Exercise task: Everything from the line containing "Transcribe the text in this document." through the final line of the records must be transcribed verbatim; nothing else belongs in the result.

Data shown:
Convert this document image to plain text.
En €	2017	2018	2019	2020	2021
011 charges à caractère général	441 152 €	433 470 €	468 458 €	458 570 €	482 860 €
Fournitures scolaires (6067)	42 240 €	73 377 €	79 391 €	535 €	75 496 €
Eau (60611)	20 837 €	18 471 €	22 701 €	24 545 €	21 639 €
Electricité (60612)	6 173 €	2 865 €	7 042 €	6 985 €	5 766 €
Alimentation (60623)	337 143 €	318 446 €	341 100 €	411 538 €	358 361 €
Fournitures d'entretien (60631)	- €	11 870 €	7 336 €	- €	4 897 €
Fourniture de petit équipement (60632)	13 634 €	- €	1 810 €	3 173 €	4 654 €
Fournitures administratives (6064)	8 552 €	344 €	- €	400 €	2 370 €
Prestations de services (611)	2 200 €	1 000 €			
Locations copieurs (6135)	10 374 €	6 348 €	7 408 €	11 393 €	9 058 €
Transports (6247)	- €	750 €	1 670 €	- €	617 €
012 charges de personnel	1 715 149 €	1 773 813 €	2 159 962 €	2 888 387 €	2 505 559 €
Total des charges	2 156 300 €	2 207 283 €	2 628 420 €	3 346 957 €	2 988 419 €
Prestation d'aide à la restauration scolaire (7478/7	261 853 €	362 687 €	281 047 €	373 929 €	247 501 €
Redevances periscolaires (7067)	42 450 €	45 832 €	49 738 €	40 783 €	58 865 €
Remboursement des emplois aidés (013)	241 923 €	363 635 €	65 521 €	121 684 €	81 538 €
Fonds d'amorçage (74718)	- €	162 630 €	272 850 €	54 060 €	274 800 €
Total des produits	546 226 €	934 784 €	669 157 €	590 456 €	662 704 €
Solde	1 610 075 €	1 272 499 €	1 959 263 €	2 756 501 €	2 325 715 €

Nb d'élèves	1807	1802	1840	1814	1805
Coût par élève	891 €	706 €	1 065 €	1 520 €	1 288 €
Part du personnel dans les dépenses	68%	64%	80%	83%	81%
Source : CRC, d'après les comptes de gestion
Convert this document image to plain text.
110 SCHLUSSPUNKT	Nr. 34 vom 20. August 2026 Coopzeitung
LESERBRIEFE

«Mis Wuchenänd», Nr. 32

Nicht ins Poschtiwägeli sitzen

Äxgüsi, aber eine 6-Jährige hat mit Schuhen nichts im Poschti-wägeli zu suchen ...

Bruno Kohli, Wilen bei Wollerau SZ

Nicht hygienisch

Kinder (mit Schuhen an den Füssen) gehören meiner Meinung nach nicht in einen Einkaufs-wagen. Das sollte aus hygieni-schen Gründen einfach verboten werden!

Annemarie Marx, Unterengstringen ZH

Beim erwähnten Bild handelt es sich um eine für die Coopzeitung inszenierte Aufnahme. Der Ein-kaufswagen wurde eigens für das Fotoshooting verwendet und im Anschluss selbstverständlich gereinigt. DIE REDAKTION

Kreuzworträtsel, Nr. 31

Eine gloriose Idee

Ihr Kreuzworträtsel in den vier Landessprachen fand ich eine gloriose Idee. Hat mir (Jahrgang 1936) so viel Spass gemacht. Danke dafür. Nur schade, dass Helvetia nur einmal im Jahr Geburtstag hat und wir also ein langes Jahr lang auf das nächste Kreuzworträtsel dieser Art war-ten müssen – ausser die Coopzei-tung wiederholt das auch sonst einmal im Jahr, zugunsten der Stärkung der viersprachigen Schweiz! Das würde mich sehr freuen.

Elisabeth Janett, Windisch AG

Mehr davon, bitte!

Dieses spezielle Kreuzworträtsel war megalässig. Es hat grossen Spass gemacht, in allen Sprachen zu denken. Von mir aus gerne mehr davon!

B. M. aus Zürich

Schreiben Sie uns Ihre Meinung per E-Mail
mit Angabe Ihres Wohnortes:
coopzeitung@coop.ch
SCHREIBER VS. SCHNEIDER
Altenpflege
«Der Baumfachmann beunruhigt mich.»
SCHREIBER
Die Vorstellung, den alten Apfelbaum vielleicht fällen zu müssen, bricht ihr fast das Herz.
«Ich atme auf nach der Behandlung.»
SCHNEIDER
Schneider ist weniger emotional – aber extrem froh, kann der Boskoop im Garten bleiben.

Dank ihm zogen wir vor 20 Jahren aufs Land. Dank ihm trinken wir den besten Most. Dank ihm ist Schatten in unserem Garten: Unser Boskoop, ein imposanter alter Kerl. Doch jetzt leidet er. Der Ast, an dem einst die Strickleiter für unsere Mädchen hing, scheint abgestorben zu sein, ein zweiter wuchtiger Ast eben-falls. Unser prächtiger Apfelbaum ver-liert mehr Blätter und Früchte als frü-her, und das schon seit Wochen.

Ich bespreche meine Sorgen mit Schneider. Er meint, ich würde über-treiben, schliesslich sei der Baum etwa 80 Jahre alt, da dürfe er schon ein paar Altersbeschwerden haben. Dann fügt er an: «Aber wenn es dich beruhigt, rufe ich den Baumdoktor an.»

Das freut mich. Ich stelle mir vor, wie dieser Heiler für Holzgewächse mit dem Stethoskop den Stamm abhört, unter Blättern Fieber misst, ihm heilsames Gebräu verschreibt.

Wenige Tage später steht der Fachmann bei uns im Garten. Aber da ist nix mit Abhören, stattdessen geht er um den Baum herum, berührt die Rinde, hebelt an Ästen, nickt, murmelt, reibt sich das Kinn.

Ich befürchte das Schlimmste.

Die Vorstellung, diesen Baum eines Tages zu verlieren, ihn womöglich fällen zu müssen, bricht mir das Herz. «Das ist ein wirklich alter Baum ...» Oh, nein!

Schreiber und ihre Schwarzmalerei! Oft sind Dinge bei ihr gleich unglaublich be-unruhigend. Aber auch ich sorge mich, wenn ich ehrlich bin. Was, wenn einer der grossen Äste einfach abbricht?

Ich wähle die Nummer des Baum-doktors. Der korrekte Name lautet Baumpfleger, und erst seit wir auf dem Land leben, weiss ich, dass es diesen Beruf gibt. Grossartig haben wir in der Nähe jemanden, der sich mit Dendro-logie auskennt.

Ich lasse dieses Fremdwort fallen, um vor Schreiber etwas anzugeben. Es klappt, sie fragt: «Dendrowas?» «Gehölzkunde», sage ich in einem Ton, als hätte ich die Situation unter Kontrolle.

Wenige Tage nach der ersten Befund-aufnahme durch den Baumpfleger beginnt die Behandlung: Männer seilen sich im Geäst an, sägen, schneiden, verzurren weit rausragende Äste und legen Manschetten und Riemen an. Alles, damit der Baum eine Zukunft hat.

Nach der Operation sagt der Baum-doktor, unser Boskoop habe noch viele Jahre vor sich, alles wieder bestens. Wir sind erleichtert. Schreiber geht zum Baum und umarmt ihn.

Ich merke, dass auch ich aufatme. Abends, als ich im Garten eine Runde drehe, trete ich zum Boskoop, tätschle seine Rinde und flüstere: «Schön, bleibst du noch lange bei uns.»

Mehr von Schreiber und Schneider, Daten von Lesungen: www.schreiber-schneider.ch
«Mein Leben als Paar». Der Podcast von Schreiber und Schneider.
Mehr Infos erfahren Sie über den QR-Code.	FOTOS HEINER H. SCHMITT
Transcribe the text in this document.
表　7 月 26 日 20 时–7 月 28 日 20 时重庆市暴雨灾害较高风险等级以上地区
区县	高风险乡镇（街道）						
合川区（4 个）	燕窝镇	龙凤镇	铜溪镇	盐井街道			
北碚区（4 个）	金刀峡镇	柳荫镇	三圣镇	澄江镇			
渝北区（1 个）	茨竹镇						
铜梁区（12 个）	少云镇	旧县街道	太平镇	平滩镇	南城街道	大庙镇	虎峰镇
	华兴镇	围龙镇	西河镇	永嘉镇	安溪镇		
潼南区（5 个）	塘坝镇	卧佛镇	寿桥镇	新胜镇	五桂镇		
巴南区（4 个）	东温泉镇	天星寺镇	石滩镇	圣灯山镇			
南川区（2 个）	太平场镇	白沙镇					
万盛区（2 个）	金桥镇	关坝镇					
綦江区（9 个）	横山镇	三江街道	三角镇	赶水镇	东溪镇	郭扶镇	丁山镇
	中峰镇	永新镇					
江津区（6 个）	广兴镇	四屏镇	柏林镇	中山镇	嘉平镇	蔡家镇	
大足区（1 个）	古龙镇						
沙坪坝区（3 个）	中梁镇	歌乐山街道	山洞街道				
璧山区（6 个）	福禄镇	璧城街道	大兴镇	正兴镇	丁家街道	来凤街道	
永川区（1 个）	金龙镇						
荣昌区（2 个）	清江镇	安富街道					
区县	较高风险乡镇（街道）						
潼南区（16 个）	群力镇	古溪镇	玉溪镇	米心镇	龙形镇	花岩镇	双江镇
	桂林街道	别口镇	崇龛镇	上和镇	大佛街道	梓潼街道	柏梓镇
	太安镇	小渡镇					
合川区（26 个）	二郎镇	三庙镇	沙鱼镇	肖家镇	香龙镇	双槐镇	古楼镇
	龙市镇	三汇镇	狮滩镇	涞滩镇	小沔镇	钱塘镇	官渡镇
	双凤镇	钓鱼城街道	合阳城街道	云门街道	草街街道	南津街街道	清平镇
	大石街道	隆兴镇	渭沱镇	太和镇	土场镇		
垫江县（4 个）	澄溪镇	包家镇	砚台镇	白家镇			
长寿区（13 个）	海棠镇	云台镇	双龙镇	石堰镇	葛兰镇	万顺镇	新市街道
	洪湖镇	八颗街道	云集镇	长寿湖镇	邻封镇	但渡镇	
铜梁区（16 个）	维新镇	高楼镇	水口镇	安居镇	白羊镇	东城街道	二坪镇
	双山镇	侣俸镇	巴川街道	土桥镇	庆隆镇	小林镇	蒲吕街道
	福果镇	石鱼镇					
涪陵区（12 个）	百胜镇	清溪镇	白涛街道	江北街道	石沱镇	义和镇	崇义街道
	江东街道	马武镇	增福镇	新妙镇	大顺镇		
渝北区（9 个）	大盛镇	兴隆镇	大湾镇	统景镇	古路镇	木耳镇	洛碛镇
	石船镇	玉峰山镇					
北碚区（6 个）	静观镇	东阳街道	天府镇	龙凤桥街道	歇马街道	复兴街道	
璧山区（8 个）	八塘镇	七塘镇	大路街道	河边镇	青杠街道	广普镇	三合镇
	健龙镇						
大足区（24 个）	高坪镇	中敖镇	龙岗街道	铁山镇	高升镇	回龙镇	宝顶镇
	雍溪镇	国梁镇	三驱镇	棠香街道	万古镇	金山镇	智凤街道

Task solution:
Transcribe the text in this document.
表　7 月 26 日 20 时–7 月 28 日 20 时重庆市暴雨灾害较高风险等级以上地区
区县	高风险乡镇（街道）						
合川区（4 个）	燕窝镇	龙凤镇	铜溪镇	盐井街道			
北碚区（4 个）	金刀峡镇	柳荫镇	三圣镇	澄江镇			
渝北区（1 个）	茨竹镇						
铜梁区（12 个）	少云镇	旧县街道	太平镇	平滩镇	南城街道	大庙镇	虎峰镇
	华兴镇	围龙镇	西河镇	永嘉镇	安溪镇		
潼南区（5 个）	塘坝镇	卧佛镇	寿桥镇	新胜镇	五桂镇		
巴南区（4 个）	东温泉镇	天星寺镇	石滩镇	圣灯山镇			
南川区（2 个）	太平场镇	白沙镇					
万盛区（2 个）	金桥镇	关坝镇					
綦江区（9 个）	横山镇	三江街道	三角镇	赶水镇	东溪镇	郭扶镇	丁山镇
	中峰镇	永新镇					
江津区（6 个）	广兴镇	四屏镇	柏林镇	中山镇	嘉平镇	蔡家镇	
大足区（1 个）	古龙镇						
沙坪坝区（3 个）	中梁镇	歌乐山街道	山洞街道				
璧山区（6 个）	福禄镇	璧城街道	大兴镇	正兴镇	丁家街道	来凤街道	
永川区（1 个）	金龙镇						
荣昌区（2 个）	清江镇	安富街道					
区县	较高风险乡镇（街道）						
潼南区（16 个）	群力镇	古溪镇	玉溪镇	米心镇	龙形镇	花岩镇	双江镇
	桂林街道	别口镇	崇龛镇	上和镇	大佛街道	梓潼街道	柏梓镇
	太安镇	小渡镇					
合川区（26 个）	二郎镇	三庙镇	沙鱼镇	肖家镇	香龙镇	双槐镇	古楼镇
	龙市镇	三汇镇	狮滩镇	涞滩镇	小沔镇	钱塘镇	官渡镇
	双凤镇	钓鱼城街道	合阳城街道	云门街道	草街街道	南津街街道	清平镇
	大石街道	隆兴镇	渭沱镇	太和镇	土场镇		
垫江县（4 个）	澄溪镇	包家镇	砚台镇	白家镇			
长寿区（13 个）	海棠镇	云台镇	双龙镇	石堰镇	葛兰镇	万顺镇	新市街道
	洪湖镇	八颗街道	云集镇	长寿湖镇	邻封镇	但渡镇	
铜梁区（16 个）	维新镇	高楼镇	水口镇	安居镇	白羊镇	东城街道	二坪镇
	双山镇	侣俸镇	巴川街道	土桥镇	庆隆镇	小林镇	蒲吕街道
	福果镇	石鱼镇					
涪陵区（12 个）	百胜镇	清溪镇	白涛街道	江北街道	石沱镇	义和镇	崇义街道
	江东街道	马武镇	增福镇	新妙镇	大顺镇		
渝北区（9 个）	大盛镇	兴隆镇	大湾镇	统景镇	古路镇	木耳镇	洛碛镇
	石船镇	玉峰山镇					
北碚区（6 个）	静观镇	东阳街道	天府镇	龙凤桥街道	歇马街道	复兴街道	
璧山区（8 个）	八塘镇	七塘镇	大路街道	河边镇	青杠街道	广普镇	三合镇
	健龙镇						
大足区（24 个）	高坪镇	中敖镇	龙岗街道	铁山镇	高升镇	回龙镇	宝顶镇
	雍溪镇	国梁镇	三驱镇	棠香街道	万古镇	金山镇	智凤街道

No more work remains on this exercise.